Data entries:
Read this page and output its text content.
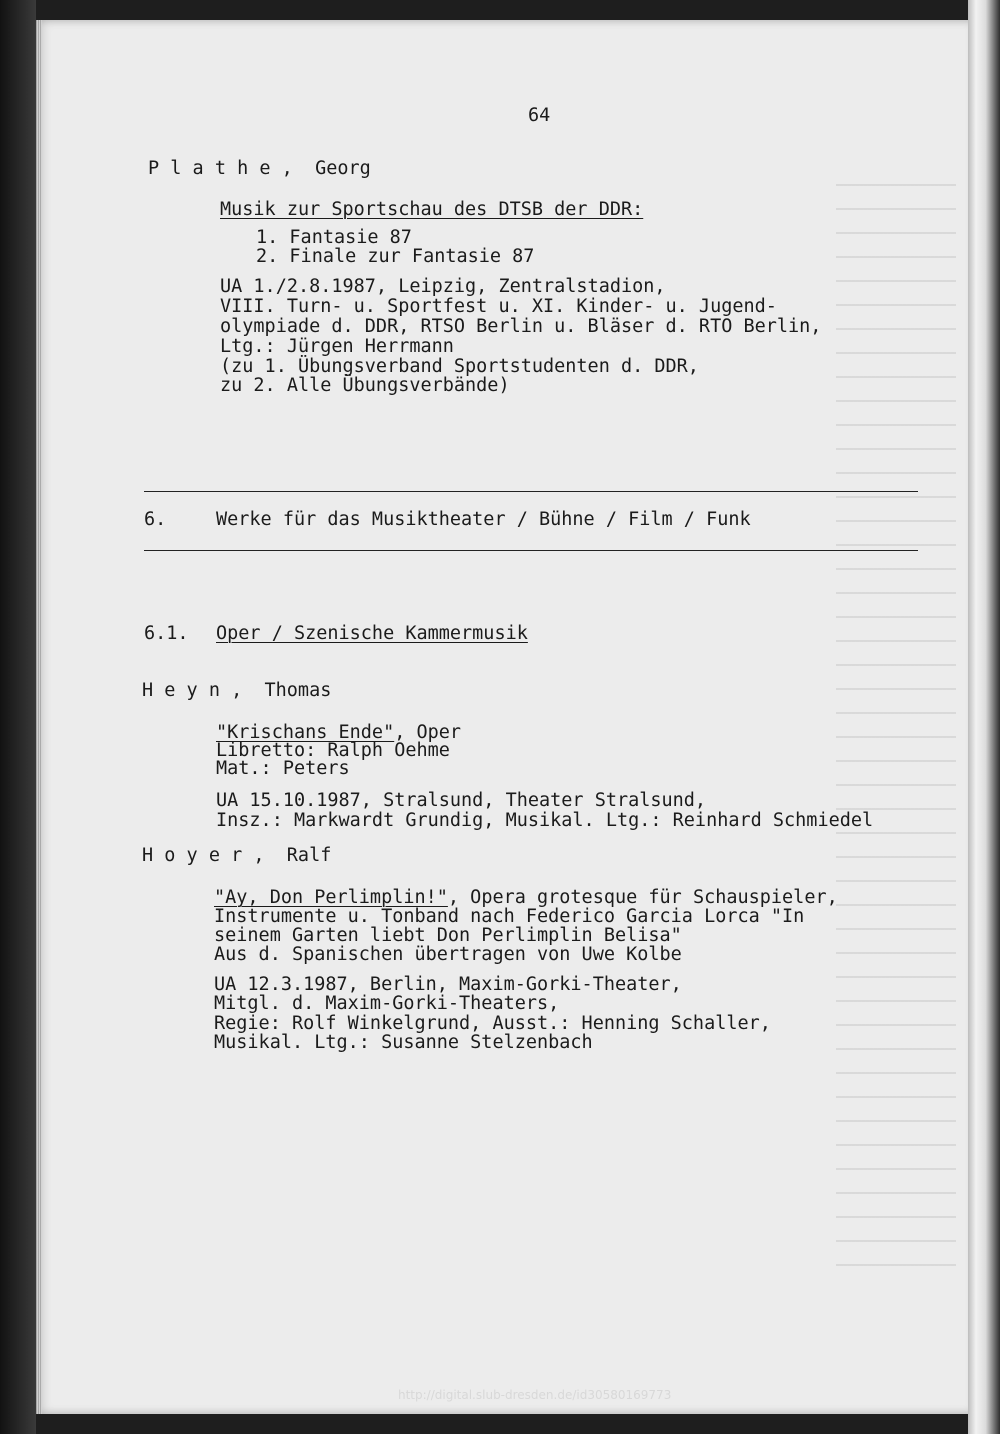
64
P l a t h e ,  Georg
Musik zur Sportschau des DTSB der DDR:
1. Fantasie 87
2. Finale zur Fantasie 87
UA 1./2.8.1987, Leipzig, Zentralstadion,
VIII. Turn- u. Sportfest u. XI. Kinder- u. Jugend-
olympiade d. DDR, RTSO Berlin u. Bläser d. RTO Berlin,
Ltg.: Jürgen Herrmann
(zu 1. Übungsverband Sportstudenten d. DDR,
zu 2. Alle Übungsverbände)
6.	Werke für das Musiktheater / Bühne / Film / Funk
6.1. Oper / Szenische Kammermusik
H e y n ,  Thomas
"Krischans Ende", Oper
Libretto: Ralph Oehme
Mat.: Peters
UA 15.10.1987, Stralsund, Theater Stralsund,
Insz.: Markwardt Grundig, Musikal. Ltg.: Reinhard Schmiedel
H o y e r ,  Ralf
"Ay, Don Perlimplin!", Opera grotesque für Schauspieler,
Instrumente u. Tonband nach Federico Garcia Lorca "In
seinem Garten liebt Don Perlimplin Belisa"
Aus d. Spanischen übertragen von Uwe Kolbe
UA 12.3.1987, Berlin, Maxim-Gorki-Theater,
Mitgl. d. Maxim-Gorki-Theaters,
Regie: Rolf Winkelgrund, Ausst.: Henning Schaller,
Musikal. Ltg.: Susanne Stelzenbach
http://digital.slub-dresden.de/id30580169773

Task description – Copy out all the data exactly; skip the pictures.

Exercise answer –
Read this page and output its text content.
64
P l a t h e ,  Georg
Musik zur Sportschau des DTSB der DDR:
1. Fantasie 87
2. Finale zur Fantasie 87
UA 1./2.8.1987, Leipzig, Zentralstadion,
VIII. Turn- u. Sportfest u. XI. Kinder- u. Jugend-
olympiade d. DDR, RTSO Berlin u. Bläser d. RTO Berlin,
Ltg.: Jürgen Herrmann
(zu 1. Übungsverband Sportstudenten d. DDR,
zu 2. Alle Übungsverbände)
6.	Werke für das Musiktheater / Bühne / Film / Funk
6.1. Oper / Szenische Kammermusik
H e y n ,  Thomas
"Krischans Ende", Oper
Libretto: Ralph Oehme
Mat.: Peters
UA 15.10.1987, Stralsund, Theater Stralsund,
Insz.: Markwardt Grundig, Musikal. Ltg.: Reinhard Schmiedel
H o y e r ,  Ralf
"Ay, Don Perlimplin!", Opera grotesque für Schauspieler,
Instrumente u. Tonband nach Federico Garcia Lorca "In
seinem Garten liebt Don Perlimplin Belisa"
Aus d. Spanischen übertragen von Uwe Kolbe
UA 12.3.1987, Berlin, Maxim-Gorki-Theater,
Mitgl. d. Maxim-Gorki-Theaters,
Regie: Rolf Winkelgrund, Ausst.: Henning Schaller,
Musikal. Ltg.: Susanne Stelzenbach
http://digital.slub-dresden.de/id30580169773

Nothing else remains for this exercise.